Brief.
Skip the pictures. Transcribe the rest of the data below without changing a word.

Stored data.
Start
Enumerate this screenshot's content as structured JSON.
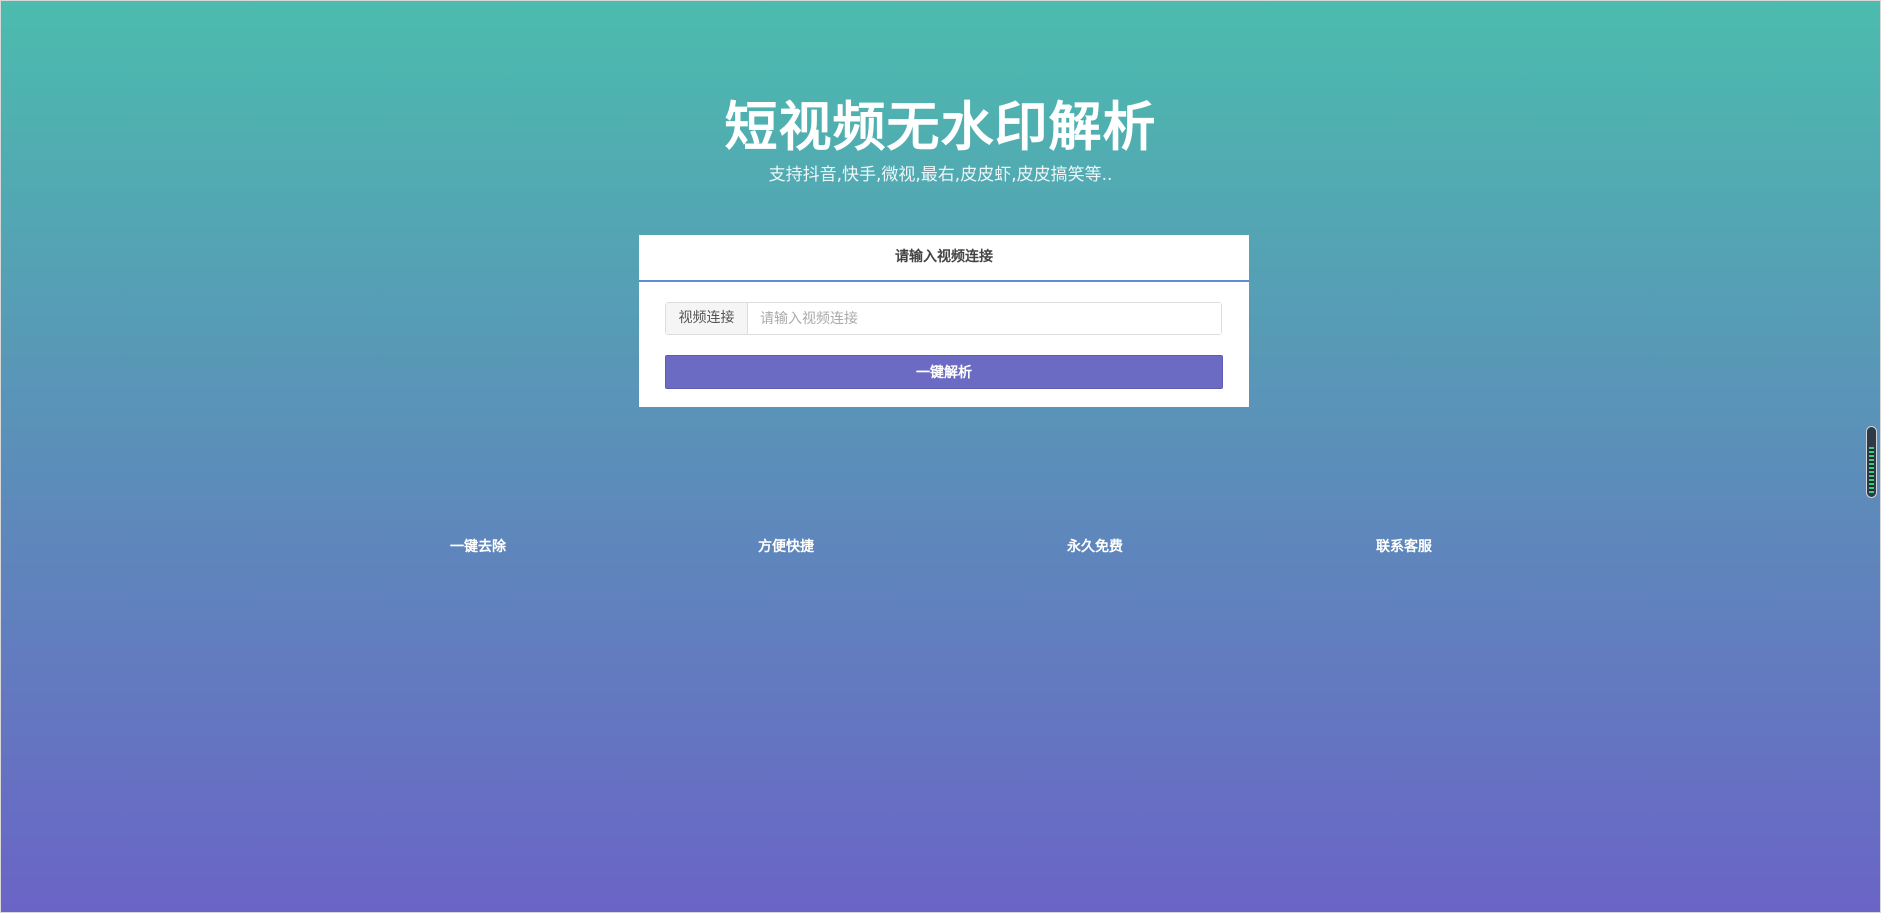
{
  "header": {
    "title": "短视频无水印解析",
    "subtitle": "支持抖音,快手,微视,最右,皮皮虾,皮皮搞笑等.."
  },
  "card": {
    "heading": "请输入视频连接",
    "input_label": "视频连接",
    "input_placeholder": "请输入视频连接",
    "input_value": "",
    "parse_button_label": "一键解析"
  },
  "features": [
    {
      "label": "一键去除"
    },
    {
      "label": "方便快捷"
    },
    {
      "label": "永久免费"
    },
    {
      "label": "联系客服"
    }
  ],
  "colors": {
    "gradient_top": "#4bbcad",
    "gradient_bottom": "#6a64c6",
    "button": "#6c6bc4",
    "header_underline": "#5b8cd6"
  }
}
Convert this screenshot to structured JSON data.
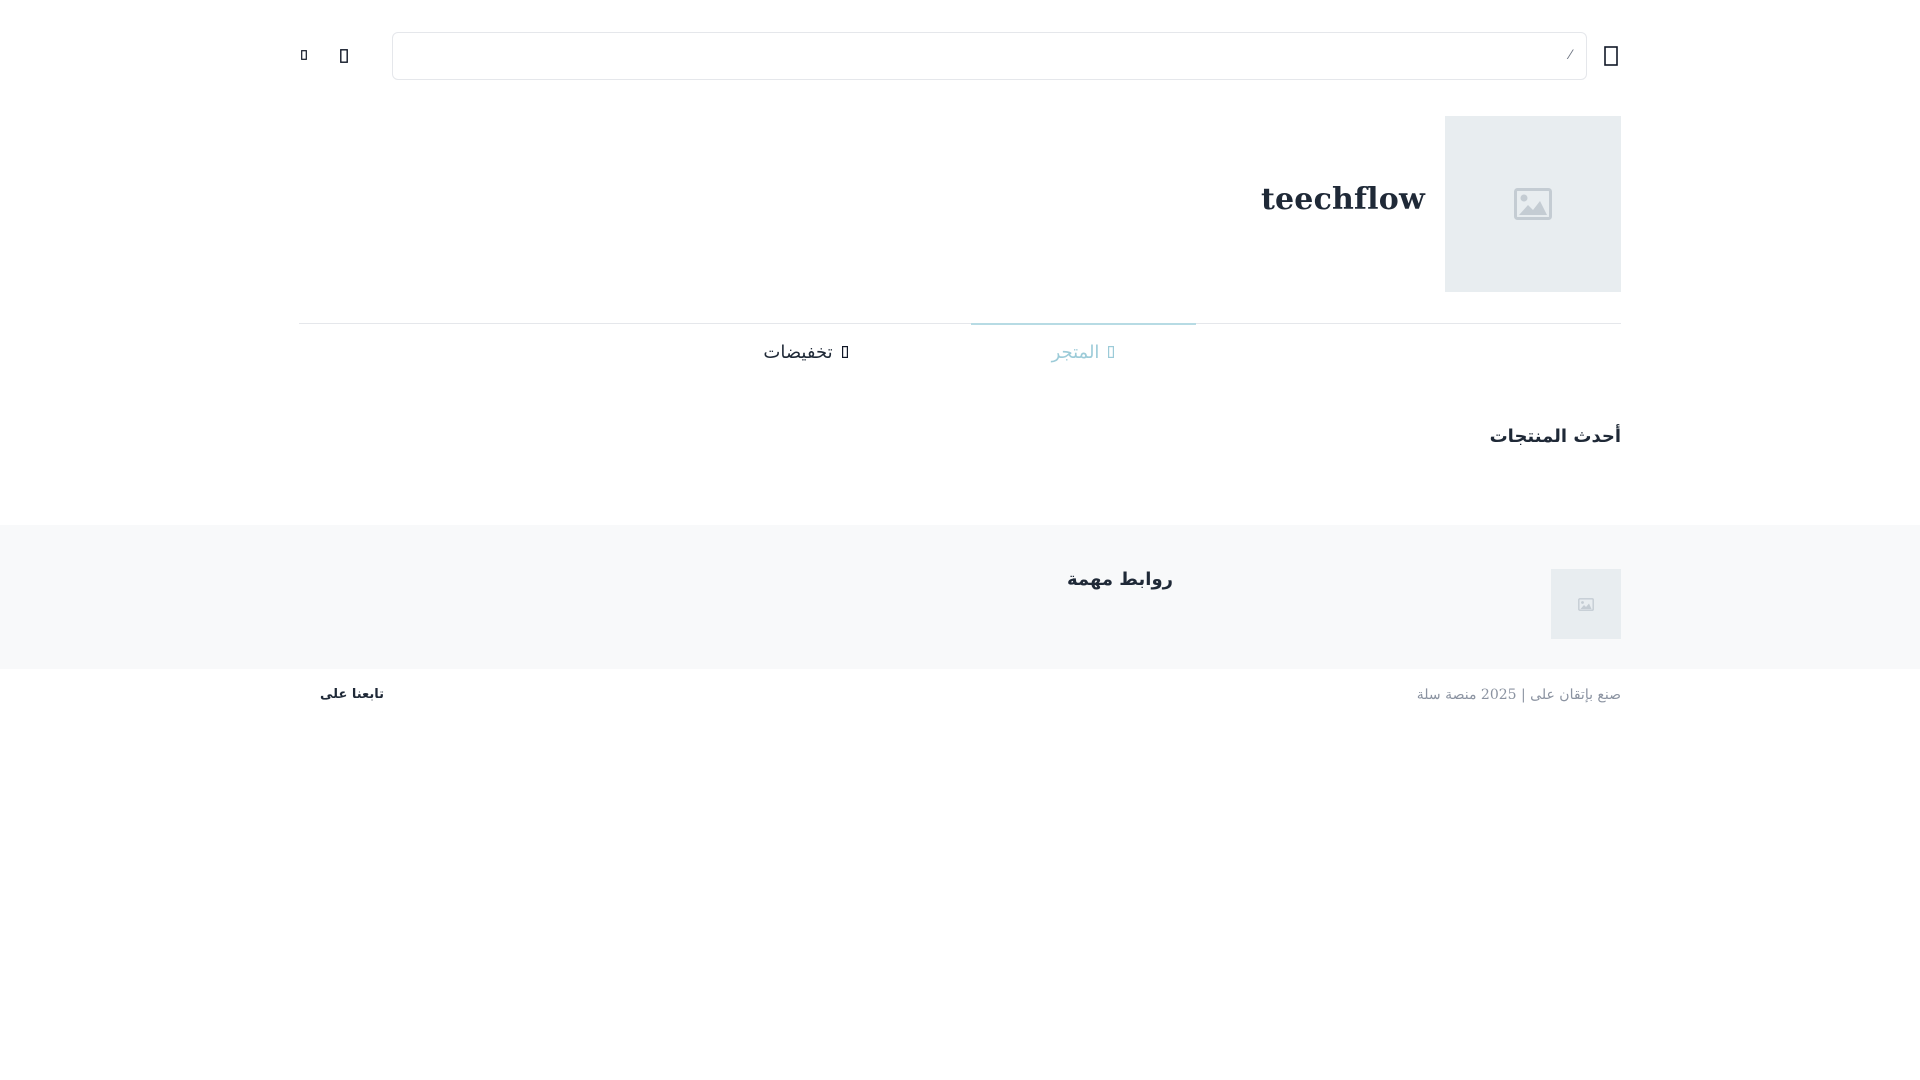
{
  "header": {
    "search_value": "",
    "search_mark": "⁄",
    "icons": [
      "menu-icon",
      "search-icon",
      "user-icon",
      "cart-icon"
    ]
  },
  "store": {
    "name": "teechflow"
  },
  "nav": {
    "items": [
      {
        "label": "المتجر",
        "active": true
      },
      {
        "label": "تخفيضات",
        "active": false
      }
    ]
  },
  "latest": {
    "title": "أحدث المنتجات"
  },
  "footer": {
    "links_title": "روابط مهمة",
    "copyright": "صنع بإتقان على | 2025 منصة سلة",
    "follow_us": "تابعنا على"
  },
  "colors": {
    "accent": "#9ccbd8",
    "placeholder_bg": "#e8edf0",
    "footer_bg": "#f8f9fa",
    "border": "#e5e7eb"
  }
}
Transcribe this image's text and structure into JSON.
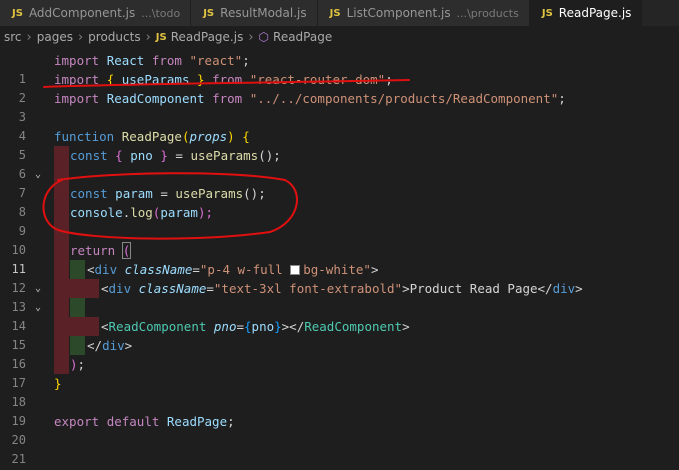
End
Finished task.
Enumerate this screenshot's content as structured JSON.
{
  "header": {
    "title": "短视频无水印解析",
    "subtitle": "支持抖音,快手,微视,最右,皮皮虾,皮皮搞笑等.."
  },
  "card": {
    "heading": "请输入视频连接",
    "input_label": "视频连接",
    "input_placeholder": "请输入视频连接",
    "input_value": "",
    "parse_button_label": "一键解析"
  },
  "features": [
    {
      "label": "一键去除"
    },
    {
      "label": "方便快捷"
    },
    {
      "label": "永久免费"
    },
    {
      "label": "联系客服"
    }
  ],
  "colors": {
    "gradient_top": "#4bbcad",
    "gradient_bottom": "#6a64c6",
    "button": "#6c6bc4",
    "header_underline": "#5b8cd6"
  }
}
Convert this screenshot to structured JSON data.
{
  "header": {
    "search_value": "",
    "search_mark": "⁄",
    "icons": [
      "menu-icon",
      "search-icon",
      "user-icon",
      "cart-icon"
    ]
  },
  "store": {
    "name": "teechflow"
  },
  "nav": {
    "items": [
      {
        "label": "المتجر",
        "active": true
      },
      {
        "label": "تخفيضات",
        "active": false
      }
    ]
  },
  "latest": {
    "title": "أحدث المنتجات"
  },
  "footer": {
    "links_title": "روابط مهمة",
    "copyright": "صنع بإتقان على | 2025 منصة سلة",
    "follow_us": "تابعنا على"
  },
  "colors": {
    "accent": "#9ccbd8",
    "placeholder_bg": "#e8edf0",
    "footer_bg": "#f8f9fa",
    "border": "#e5e7eb"
  }
}
Transcribe this image's text and structure into JSON.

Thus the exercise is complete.